▸ PROMPT
Locate the string "DATE" throughout the material and copy every line in which it occurs.

▸ GIVEN DATA

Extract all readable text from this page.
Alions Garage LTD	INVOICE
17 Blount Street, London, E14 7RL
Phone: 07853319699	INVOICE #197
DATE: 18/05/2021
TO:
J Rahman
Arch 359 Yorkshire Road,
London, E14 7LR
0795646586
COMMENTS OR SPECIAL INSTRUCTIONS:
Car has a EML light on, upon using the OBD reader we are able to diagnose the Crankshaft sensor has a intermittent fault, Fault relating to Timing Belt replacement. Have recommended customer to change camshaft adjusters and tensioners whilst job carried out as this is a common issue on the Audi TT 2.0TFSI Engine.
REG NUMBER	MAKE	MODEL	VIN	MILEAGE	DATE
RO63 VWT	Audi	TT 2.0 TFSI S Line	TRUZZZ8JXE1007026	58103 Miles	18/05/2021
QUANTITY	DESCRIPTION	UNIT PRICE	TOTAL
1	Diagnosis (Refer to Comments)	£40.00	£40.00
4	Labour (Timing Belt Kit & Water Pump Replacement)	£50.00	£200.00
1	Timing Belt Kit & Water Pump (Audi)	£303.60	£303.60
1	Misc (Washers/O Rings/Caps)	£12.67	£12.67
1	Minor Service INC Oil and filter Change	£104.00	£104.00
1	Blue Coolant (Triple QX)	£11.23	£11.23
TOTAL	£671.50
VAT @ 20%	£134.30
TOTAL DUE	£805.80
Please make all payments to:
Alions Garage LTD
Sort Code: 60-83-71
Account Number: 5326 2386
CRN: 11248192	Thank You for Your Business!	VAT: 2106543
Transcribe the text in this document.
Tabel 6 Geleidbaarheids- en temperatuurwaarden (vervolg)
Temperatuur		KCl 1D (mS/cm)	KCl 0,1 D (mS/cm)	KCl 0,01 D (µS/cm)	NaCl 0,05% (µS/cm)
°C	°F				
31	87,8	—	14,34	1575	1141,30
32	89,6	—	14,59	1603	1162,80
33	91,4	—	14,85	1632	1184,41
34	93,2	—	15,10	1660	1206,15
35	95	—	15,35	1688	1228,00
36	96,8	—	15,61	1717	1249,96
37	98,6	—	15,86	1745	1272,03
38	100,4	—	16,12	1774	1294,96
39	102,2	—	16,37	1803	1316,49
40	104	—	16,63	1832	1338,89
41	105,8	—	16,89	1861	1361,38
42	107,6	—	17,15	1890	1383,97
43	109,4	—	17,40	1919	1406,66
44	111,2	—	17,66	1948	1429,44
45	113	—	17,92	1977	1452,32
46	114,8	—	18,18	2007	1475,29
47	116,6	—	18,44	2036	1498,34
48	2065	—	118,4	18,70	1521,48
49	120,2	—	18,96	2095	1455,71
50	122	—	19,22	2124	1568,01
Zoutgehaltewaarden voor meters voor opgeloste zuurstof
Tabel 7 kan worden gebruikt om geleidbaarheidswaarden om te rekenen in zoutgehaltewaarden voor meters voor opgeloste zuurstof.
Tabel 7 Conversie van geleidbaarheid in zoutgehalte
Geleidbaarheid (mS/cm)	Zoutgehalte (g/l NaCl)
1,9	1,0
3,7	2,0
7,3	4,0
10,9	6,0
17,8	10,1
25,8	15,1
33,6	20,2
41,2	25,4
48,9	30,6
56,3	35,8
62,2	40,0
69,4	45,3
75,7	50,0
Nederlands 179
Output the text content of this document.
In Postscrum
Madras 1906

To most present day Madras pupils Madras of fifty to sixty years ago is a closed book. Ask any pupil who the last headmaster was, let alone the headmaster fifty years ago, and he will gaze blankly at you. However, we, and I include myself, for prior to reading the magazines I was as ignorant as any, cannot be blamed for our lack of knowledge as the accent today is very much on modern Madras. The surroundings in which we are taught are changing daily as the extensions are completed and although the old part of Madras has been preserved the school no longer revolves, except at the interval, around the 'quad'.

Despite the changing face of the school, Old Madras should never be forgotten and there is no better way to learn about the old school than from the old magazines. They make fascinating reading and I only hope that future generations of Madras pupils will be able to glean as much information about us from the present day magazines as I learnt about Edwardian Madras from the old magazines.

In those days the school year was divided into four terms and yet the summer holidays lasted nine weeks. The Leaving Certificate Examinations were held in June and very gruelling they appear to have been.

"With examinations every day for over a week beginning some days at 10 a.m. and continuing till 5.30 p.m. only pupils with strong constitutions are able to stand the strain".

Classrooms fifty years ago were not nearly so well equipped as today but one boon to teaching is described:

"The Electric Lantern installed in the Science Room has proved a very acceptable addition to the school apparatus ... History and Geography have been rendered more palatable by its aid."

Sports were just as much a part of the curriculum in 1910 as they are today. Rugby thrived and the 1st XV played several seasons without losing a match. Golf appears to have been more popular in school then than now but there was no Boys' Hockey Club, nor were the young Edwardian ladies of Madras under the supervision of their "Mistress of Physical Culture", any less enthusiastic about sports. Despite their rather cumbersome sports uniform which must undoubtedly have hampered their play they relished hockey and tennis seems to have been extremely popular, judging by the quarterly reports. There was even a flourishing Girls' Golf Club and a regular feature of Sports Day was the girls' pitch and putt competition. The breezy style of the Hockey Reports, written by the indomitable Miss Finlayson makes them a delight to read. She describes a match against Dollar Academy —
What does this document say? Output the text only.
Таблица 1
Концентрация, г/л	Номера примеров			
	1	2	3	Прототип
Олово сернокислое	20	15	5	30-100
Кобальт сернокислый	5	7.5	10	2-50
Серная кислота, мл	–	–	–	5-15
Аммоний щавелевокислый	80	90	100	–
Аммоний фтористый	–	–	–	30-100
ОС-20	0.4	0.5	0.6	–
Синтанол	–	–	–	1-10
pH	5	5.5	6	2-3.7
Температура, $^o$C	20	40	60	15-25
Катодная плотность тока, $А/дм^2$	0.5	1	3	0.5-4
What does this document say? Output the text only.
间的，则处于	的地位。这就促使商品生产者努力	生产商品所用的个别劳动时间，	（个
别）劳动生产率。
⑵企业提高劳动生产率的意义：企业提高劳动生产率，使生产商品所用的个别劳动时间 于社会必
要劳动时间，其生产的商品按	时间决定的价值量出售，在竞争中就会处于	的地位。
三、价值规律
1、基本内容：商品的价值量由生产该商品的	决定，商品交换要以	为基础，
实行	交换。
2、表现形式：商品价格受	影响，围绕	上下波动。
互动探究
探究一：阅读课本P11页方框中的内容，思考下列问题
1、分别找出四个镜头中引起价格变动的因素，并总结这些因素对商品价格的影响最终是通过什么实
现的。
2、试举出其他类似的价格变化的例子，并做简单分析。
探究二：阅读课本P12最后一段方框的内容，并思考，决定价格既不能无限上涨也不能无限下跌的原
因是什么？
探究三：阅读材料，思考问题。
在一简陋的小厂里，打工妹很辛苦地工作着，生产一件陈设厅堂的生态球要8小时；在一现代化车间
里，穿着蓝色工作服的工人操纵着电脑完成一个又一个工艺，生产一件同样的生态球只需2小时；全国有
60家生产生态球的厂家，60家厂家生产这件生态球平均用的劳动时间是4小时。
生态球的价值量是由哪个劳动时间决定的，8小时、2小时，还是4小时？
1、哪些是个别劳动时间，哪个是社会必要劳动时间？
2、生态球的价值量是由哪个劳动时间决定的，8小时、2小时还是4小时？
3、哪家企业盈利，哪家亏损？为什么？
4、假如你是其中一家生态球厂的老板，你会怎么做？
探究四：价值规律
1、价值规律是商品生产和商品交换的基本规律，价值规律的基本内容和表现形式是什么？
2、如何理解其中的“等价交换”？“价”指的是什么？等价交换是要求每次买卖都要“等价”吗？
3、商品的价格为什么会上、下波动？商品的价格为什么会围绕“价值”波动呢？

▸ RESPONSE FOR THIS EXERCISE
DATE: 18/05/2021
REG NUMBER	MAKE	MODEL	VIN	MILEAGE	DATE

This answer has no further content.